== Work to complete ==
All entries are to be quoted exactly; the images stay out of the copy.

== Source records ==
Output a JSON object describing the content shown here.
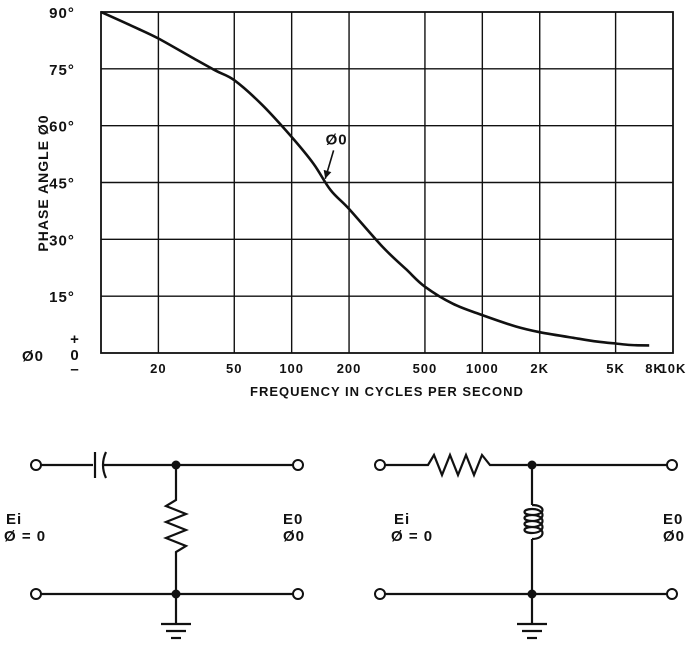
{
  "chart_data": {
    "type": "line",
    "title": "",
    "xlabel": "FREQUENCY IN CYCLES PER SECOND",
    "ylabel": "PHASE ANGLE Ø0",
    "x_scale": "log",
    "xlim": [
      10,
      10000
    ],
    "ylim": [
      0,
      90
    ],
    "grid": true,
    "y_ticks": [
      {
        "value": 90,
        "label": "90°"
      },
      {
        "value": 75,
        "label": "75°"
      },
      {
        "value": 60,
        "label": "60°"
      },
      {
        "value": 45,
        "label": "45°"
      },
      {
        "value": 30,
        "label": "30°"
      },
      {
        "value": 15,
        "label": "15°"
      }
    ],
    "y_zero_label": "0",
    "y_zero_symbol": "Ø0",
    "y_zero_plus": "+",
    "y_zero_minus": "–",
    "x_ticks": [
      {
        "value": 20,
        "label": "20"
      },
      {
        "value": 50,
        "label": "50"
      },
      {
        "value": 100,
        "label": "100"
      },
      {
        "value": 200,
        "label": "200"
      },
      {
        "value": 500,
        "label": "500"
      },
      {
        "value": 1000,
        "label": "1000"
      },
      {
        "value": 2000,
        "label": "2K"
      },
      {
        "value": 5000,
        "label": "5K"
      },
      {
        "value": 8000,
        "label": "8K"
      },
      {
        "value": 10000,
        "label": "10K"
      }
    ],
    "x_gridlines": [
      20,
      50,
      100,
      200,
      500,
      1000,
      2000,
      5000
    ],
    "series": [
      {
        "name": "Ø0",
        "x": [
          10,
          15,
          20,
          30,
          40,
          50,
          70,
          100,
          130,
          160,
          200,
          300,
          400,
          500,
          700,
          1000,
          1500,
          2000,
          3000,
          4000,
          5000,
          6000,
          7500
        ],
        "y": [
          90,
          86,
          83,
          78,
          74.5,
          72,
          65.5,
          57,
          50,
          43,
          38,
          28,
          22,
          17.5,
          13,
          10,
          7,
          5.5,
          4,
          3,
          2.5,
          2.1,
          2
        ]
      }
    ],
    "annotations": [
      {
        "text": "Ø0",
        "x": 170,
        "y": 54,
        "arrow_to_x": 150,
        "arrow_to_y": 46
      }
    ]
  },
  "circuits": [
    {
      "kind": "high-pass RC",
      "input_label": "Ei",
      "input_phase": "Ø = 0",
      "output_label": "E0",
      "output_phase": "Ø0"
    },
    {
      "kind": "RL",
      "input_label": "Ei",
      "input_phase": "Ø = 0",
      "output_label": "E0",
      "output_phase": "Ø0"
    }
  ]
}
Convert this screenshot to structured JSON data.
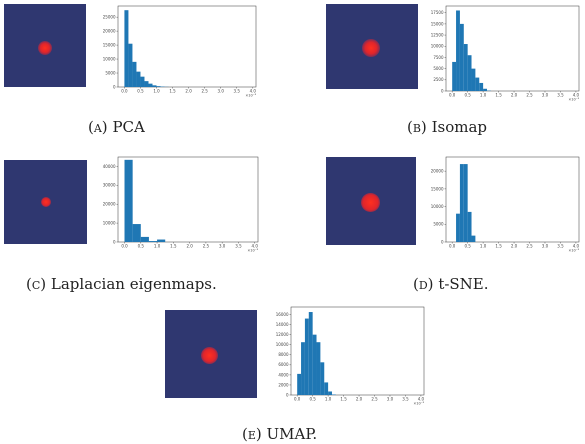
{
  "colors": {
    "heatmap_bg": "#2f3770",
    "cluster": "#e8252b",
    "bar": "#1f77b4"
  },
  "panels": [
    {
      "id": "a",
      "label": "(a)",
      "name": "PCA",
      "chart_data": {
        "type": "bar",
        "title": "",
        "xlabel": "",
        "ylabel": "",
        "x_ticks": [
          "0.0",
          "0.5",
          "1.0",
          "1.5",
          "2.0",
          "2.5",
          "3.0",
          "3.5",
          "4.0"
        ],
        "x_scale_label": "×10⁻³",
        "y_ticks": [
          "0",
          "5000",
          "10000",
          "15000",
          "20000",
          "25000"
        ],
        "ylim": [
          0,
          29000
        ],
        "xlim": [
          -0.2,
          4.1
        ],
        "bin_width": 0.125,
        "bin_starts": [
          0.0,
          0.125,
          0.25,
          0.375,
          0.5,
          0.625,
          0.75,
          0.875,
          1.0,
          1.125,
          1.25
        ],
        "values": [
          27500,
          15500,
          9000,
          5500,
          3700,
          2100,
          1200,
          600,
          300,
          150,
          60
        ]
      }
    },
    {
      "id": "b",
      "label": "(b)",
      "name": "Isomap",
      "chart_data": {
        "type": "bar",
        "title": "",
        "xlabel": "",
        "ylabel": "",
        "x_ticks": [
          "0.0",
          "0.5",
          "1.0",
          "1.5",
          "2.0",
          "2.5",
          "3.0",
          "3.5",
          "4.0"
        ],
        "x_scale_label": "×10⁻³",
        "y_ticks": [
          "0",
          "2500",
          "5000",
          "7500",
          "10000",
          "12500",
          "15000",
          "17500"
        ],
        "ylim": [
          0,
          19000
        ],
        "xlim": [
          -0.2,
          4.1
        ],
        "bin_width": 0.125,
        "bin_starts": [
          0.0,
          0.125,
          0.25,
          0.375,
          0.5,
          0.625,
          0.75,
          0.875,
          1.0,
          1.125
        ],
        "values": [
          6500,
          18000,
          15000,
          10500,
          8000,
          5000,
          3000,
          1800,
          500,
          80
        ]
      }
    },
    {
      "id": "c",
      "label": "(c)",
      "name": "Laplacian eigenmaps.",
      "chart_data": {
        "type": "bar",
        "title": "",
        "xlabel": "",
        "ylabel": "",
        "x_ticks": [
          "0.0",
          "0.5",
          "1.0",
          "1.5",
          "2.0",
          "2.5",
          "3.0",
          "3.5",
          "4.0"
        ],
        "x_scale_label": "×10⁻³",
        "y_ticks": [
          "0",
          "10000",
          "20000",
          "30000",
          "40000"
        ],
        "ylim": [
          0,
          45000
        ],
        "xlim": [
          -0.2,
          4.1
        ],
        "bin_width": 0.25,
        "bin_starts": [
          0.0,
          0.25,
          0.5,
          0.75,
          1.0
        ],
        "values": [
          43500,
          9500,
          2700,
          500,
          1300
        ]
      }
    },
    {
      "id": "d",
      "label": "(d)",
      "name": "t-SNE.",
      "chart_data": {
        "type": "bar",
        "title": "",
        "xlabel": "",
        "ylabel": "",
        "x_ticks": [
          "0.0",
          "0.5",
          "1.0",
          "1.5",
          "2.0",
          "2.5",
          "3.0",
          "3.5",
          "4.0"
        ],
        "x_scale_label": "×10⁻³",
        "y_ticks": [
          "0",
          "5000",
          "10000",
          "15000",
          "20000"
        ],
        "ylim": [
          0,
          24000
        ],
        "xlim": [
          -0.2,
          4.1
        ],
        "bin_width": 0.125,
        "bin_starts": [
          0.125,
          0.25,
          0.375,
          0.5,
          0.625
        ],
        "values": [
          8000,
          22000,
          22000,
          8500,
          1800
        ]
      }
    },
    {
      "id": "e",
      "label": "(e)",
      "name": "UMAP.",
      "chart_data": {
        "type": "bar",
        "title": "",
        "xlabel": "",
        "ylabel": "",
        "x_ticks": [
          "0.0",
          "0.5",
          "1.0",
          "1.5",
          "2.0",
          "2.5",
          "3.0",
          "3.5",
          "4.0"
        ],
        "x_scale_label": "×10⁻³",
        "y_ticks": [
          "0",
          "2000",
          "4000",
          "6000",
          "8000",
          "10000",
          "12000",
          "14000",
          "16000"
        ],
        "ylim": [
          0,
          17500
        ],
        "xlim": [
          -0.2,
          4.1
        ],
        "bin_width": 0.125,
        "bin_starts": [
          0.0,
          0.125,
          0.25,
          0.375,
          0.5,
          0.625,
          0.75,
          0.875,
          1.0,
          1.125
        ],
        "values": [
          4200,
          10500,
          15200,
          16500,
          12000,
          10500,
          6500,
          2500,
          700,
          100
        ]
      }
    }
  ]
}
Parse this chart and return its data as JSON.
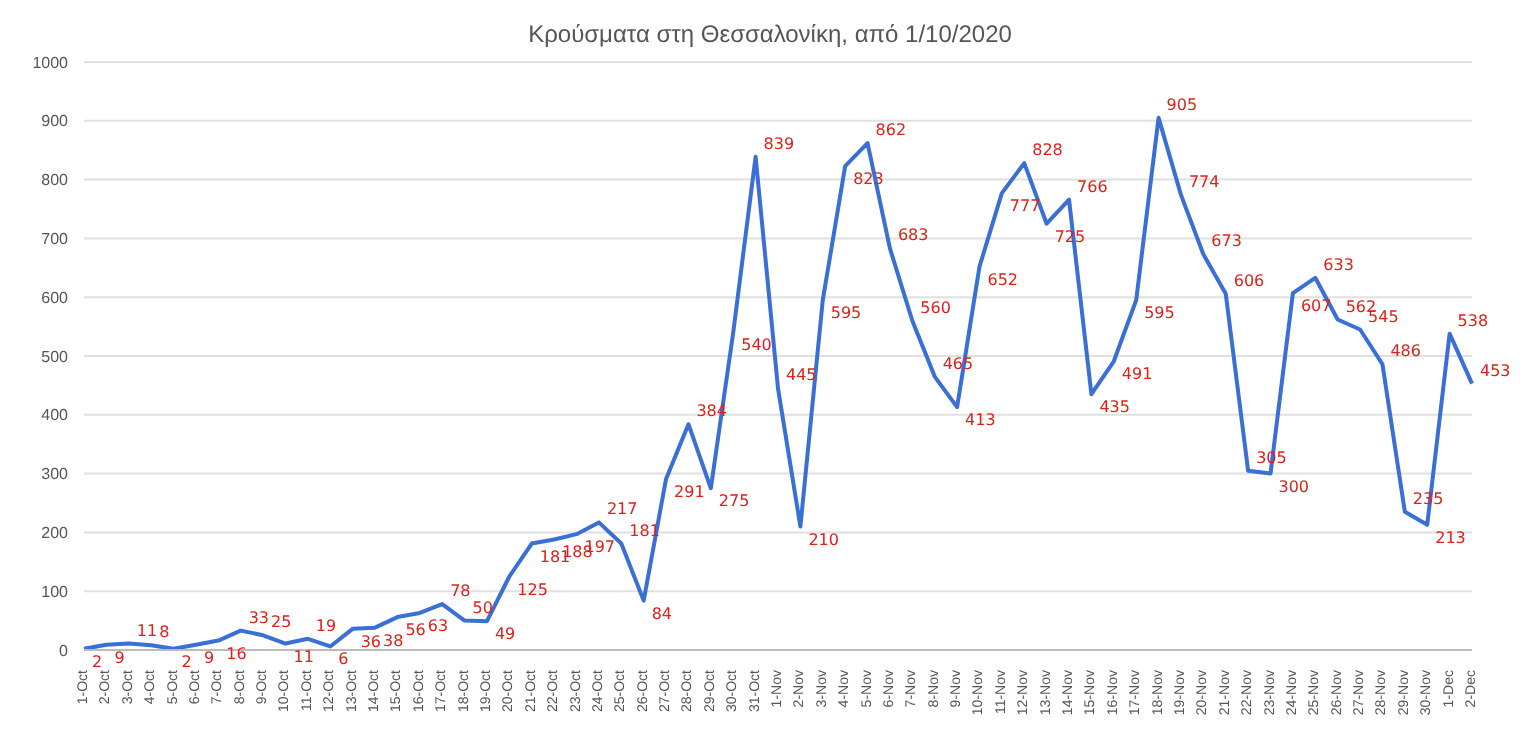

== Completed task ==
Output a JSON object describing the content shown here.
{
  "chart_data": {
    "type": "line",
    "title": "",
    "xlabel": "FREQUENCY IN CYCLES PER SECOND",
    "ylabel": "PHASE ANGLE Ø0",
    "x_scale": "log",
    "xlim": [
      10,
      10000
    ],
    "ylim": [
      0,
      90
    ],
    "grid": true,
    "y_ticks": [
      {
        "value": 90,
        "label": "90°"
      },
      {
        "value": 75,
        "label": "75°"
      },
      {
        "value": 60,
        "label": "60°"
      },
      {
        "value": 45,
        "label": "45°"
      },
      {
        "value": 30,
        "label": "30°"
      },
      {
        "value": 15,
        "label": "15°"
      }
    ],
    "y_zero_label": "0",
    "y_zero_symbol": "Ø0",
    "y_zero_plus": "+",
    "y_zero_minus": "–",
    "x_ticks": [
      {
        "value": 20,
        "label": "20"
      },
      {
        "value": 50,
        "label": "50"
      },
      {
        "value": 100,
        "label": "100"
      },
      {
        "value": 200,
        "label": "200"
      },
      {
        "value": 500,
        "label": "500"
      },
      {
        "value": 1000,
        "label": "1000"
      },
      {
        "value": 2000,
        "label": "2K"
      },
      {
        "value": 5000,
        "label": "5K"
      },
      {
        "value": 8000,
        "label": "8K"
      },
      {
        "value": 10000,
        "label": "10K"
      }
    ],
    "x_gridlines": [
      20,
      50,
      100,
      200,
      500,
      1000,
      2000,
      5000
    ],
    "series": [
      {
        "name": "Ø0",
        "x": [
          10,
          15,
          20,
          30,
          40,
          50,
          70,
          100,
          130,
          160,
          200,
          300,
          400,
          500,
          700,
          1000,
          1500,
          2000,
          3000,
          4000,
          5000,
          6000,
          7500
        ],
        "y": [
          90,
          86,
          83,
          78,
          74.5,
          72,
          65.5,
          57,
          50,
          43,
          38,
          28,
          22,
          17.5,
          13,
          10,
          7,
          5.5,
          4,
          3,
          2.5,
          2.1,
          2
        ]
      }
    ],
    "annotations": [
      {
        "text": "Ø0",
        "x": 170,
        "y": 54,
        "arrow_to_x": 150,
        "arrow_to_y": 46
      }
    ]
  },
  "circuits": [
    {
      "kind": "high-pass RC",
      "input_label": "Ei",
      "input_phase": "Ø = 0",
      "output_label": "E0",
      "output_phase": "Ø0"
    },
    {
      "kind": "RL",
      "input_label": "Ei",
      "input_phase": "Ø = 0",
      "output_label": "E0",
      "output_phase": "Ø0"
    }
  ]
}
Convert this screenshot to structured JSON data.
{
  "colors": {
    "heatmap_bg": "#2f3770",
    "cluster": "#e8252b",
    "bar": "#1f77b4"
  },
  "panels": [
    {
      "id": "a",
      "label": "(a)",
      "name": "PCA",
      "chart_data": {
        "type": "bar",
        "title": "",
        "xlabel": "",
        "ylabel": "",
        "x_ticks": [
          "0.0",
          "0.5",
          "1.0",
          "1.5",
          "2.0",
          "2.5",
          "3.0",
          "3.5",
          "4.0"
        ],
        "x_scale_label": "×10⁻³",
        "y_ticks": [
          "0",
          "5000",
          "10000",
          "15000",
          "20000",
          "25000"
        ],
        "ylim": [
          0,
          29000
        ],
        "xlim": [
          -0.2,
          4.1
        ],
        "bin_width": 0.125,
        "bin_starts": [
          0.0,
          0.125,
          0.25,
          0.375,
          0.5,
          0.625,
          0.75,
          0.875,
          1.0,
          1.125,
          1.25
        ],
        "values": [
          27500,
          15500,
          9000,
          5500,
          3700,
          2100,
          1200,
          600,
          300,
          150,
          60
        ]
      }
    },
    {
      "id": "b",
      "label": "(b)",
      "name": "Isomap",
      "chart_data": {
        "type": "bar",
        "title": "",
        "xlabel": "",
        "ylabel": "",
        "x_ticks": [
          "0.0",
          "0.5",
          "1.0",
          "1.5",
          "2.0",
          "2.5",
          "3.0",
          "3.5",
          "4.0"
        ],
        "x_scale_label": "×10⁻³",
        "y_ticks": [
          "0",
          "2500",
          "5000",
          "7500",
          "10000",
          "12500",
          "15000",
          "17500"
        ],
        "ylim": [
          0,
          19000
        ],
        "xlim": [
          -0.2,
          4.1
        ],
        "bin_width": 0.125,
        "bin_starts": [
          0.0,
          0.125,
          0.25,
          0.375,
          0.5,
          0.625,
          0.75,
          0.875,
          1.0,
          1.125
        ],
        "values": [
          6500,
          18000,
          15000,
          10500,
          8000,
          5000,
          3000,
          1800,
          500,
          80
        ]
      }
    },
    {
      "id": "c",
      "label": "(c)",
      "name": "Laplacian eigenmaps.",
      "chart_data": {
        "type": "bar",
        "title": "",
        "xlabel": "",
        "ylabel": "",
        "x_ticks": [
          "0.0",
          "0.5",
          "1.0",
          "1.5",
          "2.0",
          "2.5",
          "3.0",
          "3.5",
          "4.0"
        ],
        "x_scale_label": "×10⁻³",
        "y_ticks": [
          "0",
          "10000",
          "20000",
          "30000",
          "40000"
        ],
        "ylim": [
          0,
          45000
        ],
        "xlim": [
          -0.2,
          4.1
        ],
        "bin_width": 0.25,
        "bin_starts": [
          0.0,
          0.25,
          0.5,
          0.75,
          1.0
        ],
        "values": [
          43500,
          9500,
          2700,
          500,
          1300
        ]
      }
    },
    {
      "id": "d",
      "label": "(d)",
      "name": "t-SNE.",
      "chart_data": {
        "type": "bar",
        "title": "",
        "xlabel": "",
        "ylabel": "",
        "x_ticks": [
          "0.0",
          "0.5",
          "1.0",
          "1.5",
          "2.0",
          "2.5",
          "3.0",
          "3.5",
          "4.0"
        ],
        "x_scale_label": "×10⁻³",
        "y_ticks": [
          "0",
          "5000",
          "10000",
          "15000",
          "20000"
        ],
        "ylim": [
          0,
          24000
        ],
        "xlim": [
          -0.2,
          4.1
        ],
        "bin_width": 0.125,
        "bin_starts": [
          0.125,
          0.25,
          0.375,
          0.5,
          0.625
        ],
        "values": [
          8000,
          22000,
          22000,
          8500,
          1800
        ]
      }
    },
    {
      "id": "e",
      "label": "(e)",
      "name": "UMAP.",
      "chart_data": {
        "type": "bar",
        "title": "",
        "xlabel": "",
        "ylabel": "",
        "x_ticks": [
          "0.0",
          "0.5",
          "1.0",
          "1.5",
          "2.0",
          "2.5",
          "3.0",
          "3.5",
          "4.0"
        ],
        "x_scale_label": "×10⁻³",
        "y_ticks": [
          "0",
          "2000",
          "4000",
          "6000",
          "8000",
          "10000",
          "12000",
          "14000",
          "16000"
        ],
        "ylim": [
          0,
          17500
        ],
        "xlim": [
          -0.2,
          4.1
        ],
        "bin_width": 0.125,
        "bin_starts": [
          0.0,
          0.125,
          0.25,
          0.375,
          0.5,
          0.625,
          0.75,
          0.875,
          1.0,
          1.125
        ],
        "values": [
          4200,
          10500,
          15200,
          16500,
          12000,
          10500,
          6500,
          2500,
          700,
          100
        ]
      }
    }
  ]
}
Parse this chart and return its data as JSON.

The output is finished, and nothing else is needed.